=== Exercise directions ===
In the records below, reproduce verbatim the lines starting at the one containing "y-tick-label: 0,20 bbox=[162, 294, 181, 305]" and ending at the one containing "legend-sublabel: (30 l/min)", including both of those lines.

=== Data entries ===
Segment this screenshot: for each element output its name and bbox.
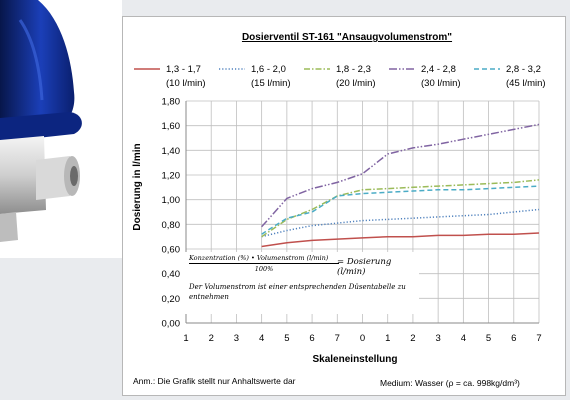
y-tick-label: 0,20 bbox=[162, 294, 181, 305]
y-tick-labels: 0,00 0,20 0,40 0,60 0,80 1,00 1,20 1,40 1,60 1,80 bbox=[162, 97, 181, 330]
formula-box: Konzentration (%) • Volumenstrom (l/min)… bbox=[185, 252, 419, 314]
x-axis-label: Skaleneinstellung bbox=[312, 354, 397, 365]
series-line-4 bbox=[261, 123, 540, 228]
x-tick-label: 4 bbox=[461, 333, 466, 344]
chart-title: Dosierventil ST-161 "Ansaugvolumenstrom" bbox=[242, 32, 452, 43]
medium-note: Medium: Wasser (ρ = ca. 998kg/dm³) bbox=[380, 378, 520, 388]
y-axis-label: Dosierung in l/min bbox=[132, 143, 143, 230]
legend-label: 2,8 - 3,2 bbox=[506, 64, 541, 75]
x-tick-label: 3 bbox=[435, 333, 440, 344]
y-tick-label: 1,60 bbox=[162, 121, 181, 132]
x-tick-label: 7 bbox=[536, 333, 541, 344]
legend: 1,3 - 1,7 (10 l/min) 1,6 - 2,0 (15 l/min) 1,… bbox=[134, 64, 546, 89]
x-tick-label: 7 bbox=[335, 333, 340, 344]
x-tick-label: 4 bbox=[259, 333, 264, 344]
y-tick-label: 0,00 bbox=[162, 319, 181, 330]
legend-label: 1,3 - 1,7 bbox=[166, 64, 201, 75]
series-line-5 bbox=[261, 185, 540, 235]
y-tick-label: 0,60 bbox=[162, 245, 181, 256]
x-tick-label: 2 bbox=[410, 333, 415, 344]
legend-sublabel: (20 l/min) bbox=[336, 78, 376, 89]
x-tick-labels: 1 2 3 4 5 6 7 0 1 2 3 4 5 6 7 bbox=[183, 333, 541, 344]
x-tick-label: 6 bbox=[309, 333, 314, 344]
legend-sublabel: (45 l/min) bbox=[506, 78, 546, 89]
formula-denominator: 100% bbox=[254, 265, 274, 273]
legend-label: 2,4 - 2,8 bbox=[421, 64, 456, 75]
y-tick-label: 0,80 bbox=[162, 220, 181, 231]
valve-illustration bbox=[0, 0, 82, 242]
product-photo bbox=[0, 0, 122, 258]
legend-sublabel: (30 l/min) bbox=[421, 78, 461, 89]
y-tick-label: 1,20 bbox=[162, 171, 181, 182]
formula-note: Der Volumenstrom ist einer entsprechende… bbox=[189, 283, 406, 301]
y-tick-label: 1,40 bbox=[162, 146, 181, 157]
series-line-1 bbox=[261, 232, 540, 248]
x-tick-label: 5 bbox=[284, 333, 289, 344]
formula-numerator: Konzentration (%) • Volumenstrom (l/min) bbox=[189, 254, 339, 264]
x-tick-label: 6 bbox=[511, 333, 516, 344]
series-layer bbox=[261, 123, 540, 248]
chart-panel bbox=[122, 16, 566, 396]
y-tick-label: 0,40 bbox=[162, 269, 181, 280]
x-tick-label: 0 bbox=[360, 333, 365, 344]
x-tick-label: 3 bbox=[234, 333, 239, 344]
legend-label: 1,6 - 2,0 bbox=[251, 64, 286, 75]
x-tick-label: 1 bbox=[183, 333, 188, 344]
series-line-3 bbox=[261, 179, 540, 238]
y-tick-label: 1,00 bbox=[162, 195, 181, 206]
x-tick-label: 2 bbox=[209, 333, 214, 344]
legend-label: 1,8 - 2,3 bbox=[336, 64, 371, 75]
y-tick-label: 1,80 bbox=[162, 97, 181, 108]
x-tick-label: 5 bbox=[486, 333, 491, 344]
x-tick-label: 1 bbox=[385, 333, 390, 344]
formula-result: = Dosierung (l/min) bbox=[337, 257, 392, 277]
legend-sublabel: (10 l/min) bbox=[166, 78, 206, 89]
legend-sublabel: (15 l/min) bbox=[251, 78, 291, 89]
footnote: Anm.: Die Grafik stellt nur Anhaltswerte… bbox=[133, 376, 296, 386]
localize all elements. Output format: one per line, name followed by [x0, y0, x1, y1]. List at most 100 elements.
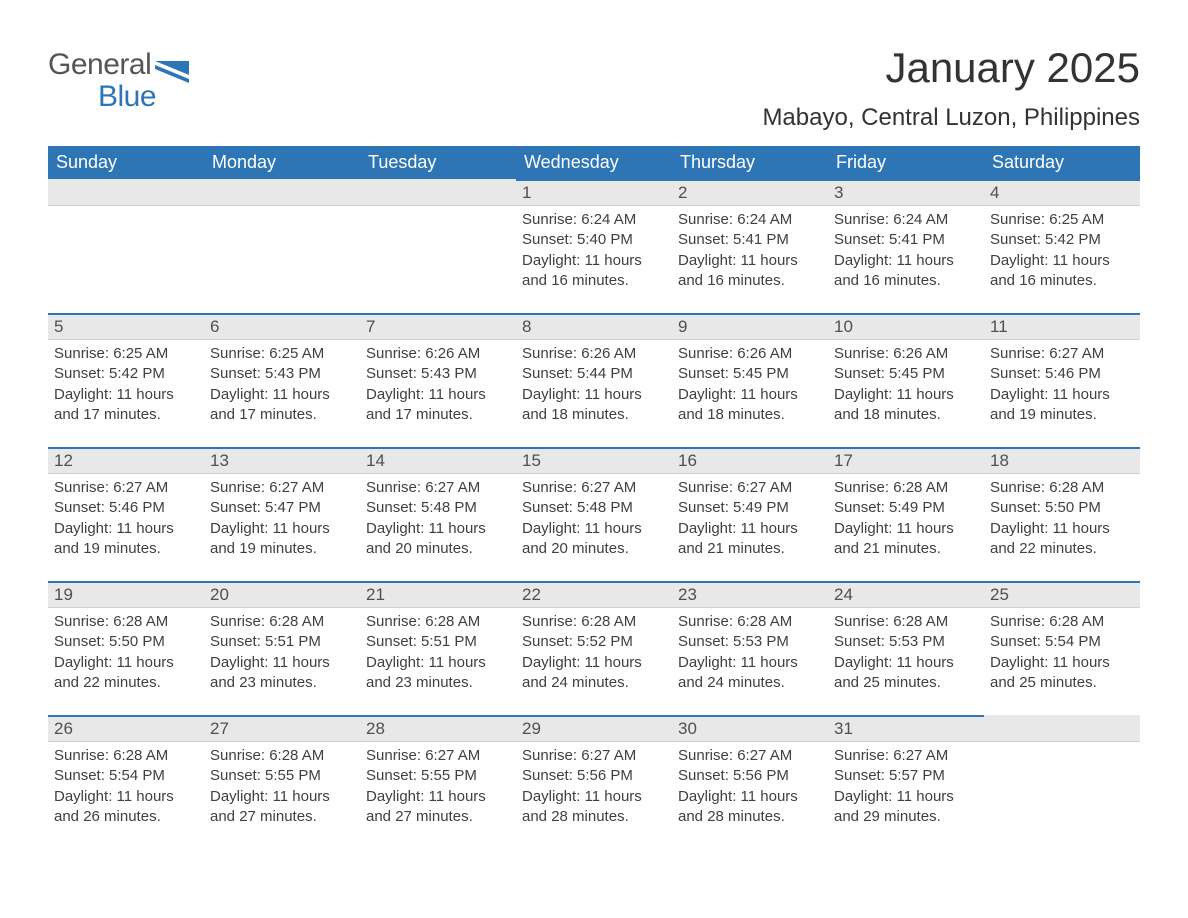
- day-number: 18: [984, 447, 1140, 474]
- table-row: 12Sunrise: 6:27 AMSunset: 5:46 PMDayligh…: [48, 447, 1140, 581]
- location-subtitle: Mabayo, Central Luzon, Philippines: [762, 104, 1140, 132]
- day-details: Sunrise: 6:24 AMSunset: 5:40 PMDaylight:…: [516, 206, 672, 295]
- day-details: Sunrise: 6:26 AMSunset: 5:43 PMDaylight:…: [360, 340, 516, 429]
- day-details: Sunrise: 6:27 AMSunset: 5:56 PMDaylight:…: [672, 742, 828, 831]
- day-number: 22: [516, 581, 672, 608]
- day-details: Sunrise: 6:25 AMSunset: 5:43 PMDaylight:…: [204, 340, 360, 429]
- table-row: 26Sunrise: 6:28 AMSunset: 5:54 PMDayligh…: [48, 715, 1140, 849]
- day-number: 16: [672, 447, 828, 474]
- day-details: Sunrise: 6:24 AMSunset: 5:41 PMDaylight:…: [828, 206, 984, 295]
- calendar-cell: 25Sunrise: 6:28 AMSunset: 5:54 PMDayligh…: [984, 581, 1140, 715]
- day-number: 15: [516, 447, 672, 474]
- day-details: Sunrise: 6:27 AMSunset: 5:57 PMDaylight:…: [828, 742, 984, 831]
- day-details: Sunrise: 6:26 AMSunset: 5:45 PMDaylight:…: [672, 340, 828, 429]
- day-details: Sunrise: 6:25 AMSunset: 5:42 PMDaylight:…: [984, 206, 1140, 295]
- header: General Blue January 2025 Mabayo, Centra…: [48, 44, 1140, 146]
- day-number: 5: [48, 313, 204, 340]
- calendar-cell: 11Sunrise: 6:27 AMSunset: 5:46 PMDayligh…: [984, 313, 1140, 447]
- day-number: 17: [828, 447, 984, 474]
- calendar-cell: 10Sunrise: 6:26 AMSunset: 5:45 PMDayligh…: [828, 313, 984, 447]
- day-details: Sunrise: 6:27 AMSunset: 5:56 PMDaylight:…: [516, 742, 672, 831]
- brand-text-1: General: [48, 48, 151, 81]
- day-details: Sunrise: 6:28 AMSunset: 5:52 PMDaylight:…: [516, 608, 672, 697]
- day-details: Sunrise: 6:27 AMSunset: 5:46 PMDaylight:…: [984, 340, 1140, 429]
- day-number: 29: [516, 715, 672, 742]
- day-number: 20: [204, 581, 360, 608]
- day-details: Sunrise: 6:28 AMSunset: 5:51 PMDaylight:…: [360, 608, 516, 697]
- calendar-cell: 19Sunrise: 6:28 AMSunset: 5:50 PMDayligh…: [48, 581, 204, 715]
- day-number: 24: [828, 581, 984, 608]
- day-number: 26: [48, 715, 204, 742]
- calendar-cell: 23Sunrise: 6:28 AMSunset: 5:53 PMDayligh…: [672, 581, 828, 715]
- calendar-cell: 14Sunrise: 6:27 AMSunset: 5:48 PMDayligh…: [360, 447, 516, 581]
- day-details: Sunrise: 6:26 AMSunset: 5:44 PMDaylight:…: [516, 340, 672, 429]
- column-header: Friday: [828, 146, 984, 179]
- day-details: Sunrise: 6:27 AMSunset: 5:55 PMDaylight:…: [360, 742, 516, 831]
- calendar-cell: 7Sunrise: 6:26 AMSunset: 5:43 PMDaylight…: [360, 313, 516, 447]
- calendar-cell: 21Sunrise: 6:28 AMSunset: 5:51 PMDayligh…: [360, 581, 516, 715]
- calendar-cell: 4Sunrise: 6:25 AMSunset: 5:42 PMDaylight…: [984, 179, 1140, 313]
- day-details: Sunrise: 6:28 AMSunset: 5:50 PMDaylight:…: [984, 474, 1140, 563]
- calendar-cell: 26Sunrise: 6:28 AMSunset: 5:54 PMDayligh…: [48, 715, 204, 849]
- calendar-cell: 5Sunrise: 6:25 AMSunset: 5:42 PMDaylight…: [48, 313, 204, 447]
- day-number: 31: [828, 715, 984, 742]
- column-header: Thursday: [672, 146, 828, 179]
- calendar-cell: 24Sunrise: 6:28 AMSunset: 5:53 PMDayligh…: [828, 581, 984, 715]
- day-details: Sunrise: 6:27 AMSunset: 5:47 PMDaylight:…: [204, 474, 360, 563]
- brand-logo: General Blue: [48, 44, 189, 114]
- day-details: Sunrise: 6:28 AMSunset: 5:50 PMDaylight:…: [48, 608, 204, 697]
- flag-icon: [155, 61, 189, 88]
- column-header: Wednesday: [516, 146, 672, 179]
- day-number: [204, 179, 360, 206]
- day-details: Sunrise: 6:27 AMSunset: 5:48 PMDaylight:…: [360, 474, 516, 563]
- calendar-cell: [204, 179, 360, 313]
- day-details: Sunrise: 6:28 AMSunset: 5:55 PMDaylight:…: [204, 742, 360, 831]
- day-number: 9: [672, 313, 828, 340]
- calendar-cell: 9Sunrise: 6:26 AMSunset: 5:45 PMDaylight…: [672, 313, 828, 447]
- calendar-cell: 2Sunrise: 6:24 AMSunset: 5:41 PMDaylight…: [672, 179, 828, 313]
- calendar-table: SundayMondayTuesdayWednesdayThursdayFrid…: [48, 146, 1140, 849]
- column-header: Saturday: [984, 146, 1140, 179]
- day-number: 10: [828, 313, 984, 340]
- day-number: [48, 179, 204, 206]
- calendar-cell: [48, 179, 204, 313]
- page-title: January 2025: [762, 44, 1140, 92]
- day-details: Sunrise: 6:28 AMSunset: 5:53 PMDaylight:…: [828, 608, 984, 697]
- calendar-cell: 30Sunrise: 6:27 AMSunset: 5:56 PMDayligh…: [672, 715, 828, 849]
- day-number: 4: [984, 179, 1140, 206]
- day-number: 14: [360, 447, 516, 474]
- column-header: Sunday: [48, 146, 204, 179]
- day-number: 25: [984, 581, 1140, 608]
- day-number: 27: [204, 715, 360, 742]
- calendar-cell: 13Sunrise: 6:27 AMSunset: 5:47 PMDayligh…: [204, 447, 360, 581]
- table-row: 1Sunrise: 6:24 AMSunset: 5:40 PMDaylight…: [48, 179, 1140, 313]
- calendar-cell: 1Sunrise: 6:24 AMSunset: 5:40 PMDaylight…: [516, 179, 672, 313]
- day-number: 19: [48, 581, 204, 608]
- calendar-cell: 16Sunrise: 6:27 AMSunset: 5:49 PMDayligh…: [672, 447, 828, 581]
- column-header: Tuesday: [360, 146, 516, 179]
- day-details: Sunrise: 6:24 AMSunset: 5:41 PMDaylight:…: [672, 206, 828, 295]
- calendar-cell: 12Sunrise: 6:27 AMSunset: 5:46 PMDayligh…: [48, 447, 204, 581]
- day-number: 21: [360, 581, 516, 608]
- day-details: Sunrise: 6:25 AMSunset: 5:42 PMDaylight:…: [48, 340, 204, 429]
- day-number: [984, 715, 1140, 742]
- day-number: 11: [984, 313, 1140, 340]
- calendar-cell: 27Sunrise: 6:28 AMSunset: 5:55 PMDayligh…: [204, 715, 360, 849]
- day-number: 2: [672, 179, 828, 206]
- day-details: Sunrise: 6:27 AMSunset: 5:48 PMDaylight:…: [516, 474, 672, 563]
- calendar-header-row: SundayMondayTuesdayWednesdayThursdayFrid…: [48, 146, 1140, 179]
- day-number: 6: [204, 313, 360, 340]
- title-block: January 2025 Mabayo, Central Luzon, Phil…: [762, 44, 1140, 146]
- day-number: 1: [516, 179, 672, 206]
- day-number: 3: [828, 179, 984, 206]
- day-details: Sunrise: 6:27 AMSunset: 5:49 PMDaylight:…: [672, 474, 828, 563]
- day-number: [360, 179, 516, 206]
- calendar-cell: 15Sunrise: 6:27 AMSunset: 5:48 PMDayligh…: [516, 447, 672, 581]
- day-number: 8: [516, 313, 672, 340]
- table-row: 5Sunrise: 6:25 AMSunset: 5:42 PMDaylight…: [48, 313, 1140, 447]
- day-details: Sunrise: 6:28 AMSunset: 5:53 PMDaylight:…: [672, 608, 828, 697]
- calendar-cell: 18Sunrise: 6:28 AMSunset: 5:50 PMDayligh…: [984, 447, 1140, 581]
- day-details: Sunrise: 6:28 AMSunset: 5:54 PMDaylight:…: [48, 742, 204, 831]
- day-details: Sunrise: 6:28 AMSunset: 5:49 PMDaylight:…: [828, 474, 984, 563]
- calendar-cell: [360, 179, 516, 313]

=== Response ===
y-tick-label: 0,20 bbox=[162, 294, 181, 305]
y-tick-labels: 0,00 0,20 0,40 0,60 0,80 1,00 1,20 1,40 1,60 1,80 bbox=[162, 97, 181, 330]
formula-box: Konzentration (%) • Volumenstrom (l/min)… bbox=[185, 252, 419, 314]
x-axis-label: Skaleneinstellung bbox=[312, 354, 397, 365]
series-line-4 bbox=[261, 123, 540, 228]
x-tick-label: 4 bbox=[461, 333, 466, 344]
chart-title: Dosierventil ST-161 "Ansaugvolumenstrom" bbox=[242, 32, 452, 43]
medium-note: Medium: Wasser (ρ = ca. 998kg/dm³) bbox=[380, 378, 520, 388]
y-axis-label: Dosierung in l/min bbox=[132, 143, 143, 230]
legend-label: 2,8 - 3,2 bbox=[506, 64, 541, 75]
x-tick-label: 3 bbox=[435, 333, 440, 344]
y-tick-label: 1,60 bbox=[162, 121, 181, 132]
x-tick-label: 7 bbox=[536, 333, 541, 344]
legend: 1,3 - 1,7 (10 l/min) 1,6 - 2,0 (15 l/min) 1,… bbox=[134, 64, 546, 89]
x-tick-label: 7 bbox=[335, 333, 340, 344]
x-tick-label: 4 bbox=[259, 333, 264, 344]
y-tick-label: 0,00 bbox=[162, 319, 181, 330]
legend-label: 1,3 - 1,7 bbox=[166, 64, 201, 75]
series-line-5 bbox=[261, 185, 540, 235]
y-tick-label: 0,60 bbox=[162, 245, 181, 256]
x-tick-label: 2 bbox=[410, 333, 415, 344]
legend-sublabel: (20 l/min) bbox=[336, 78, 376, 89]
x-tick-labels: 1 2 3 4 5 6 7 0 1 2 3 4 5 6 7 bbox=[183, 333, 541, 344]
x-tick-label: 6 bbox=[309, 333, 314, 344]
legend-sublabel: (45 l/min) bbox=[506, 78, 546, 89]
formula-denominator: 100% bbox=[254, 265, 274, 273]
legend-label: 2,4 - 2,8 bbox=[421, 64, 456, 75]
y-tick-label: 0,80 bbox=[162, 220, 181, 231]
valve-illustration bbox=[0, 0, 82, 242]
product-photo bbox=[0, 0, 122, 258]
legend-sublabel: (30 l/min) bbox=[421, 78, 461, 89]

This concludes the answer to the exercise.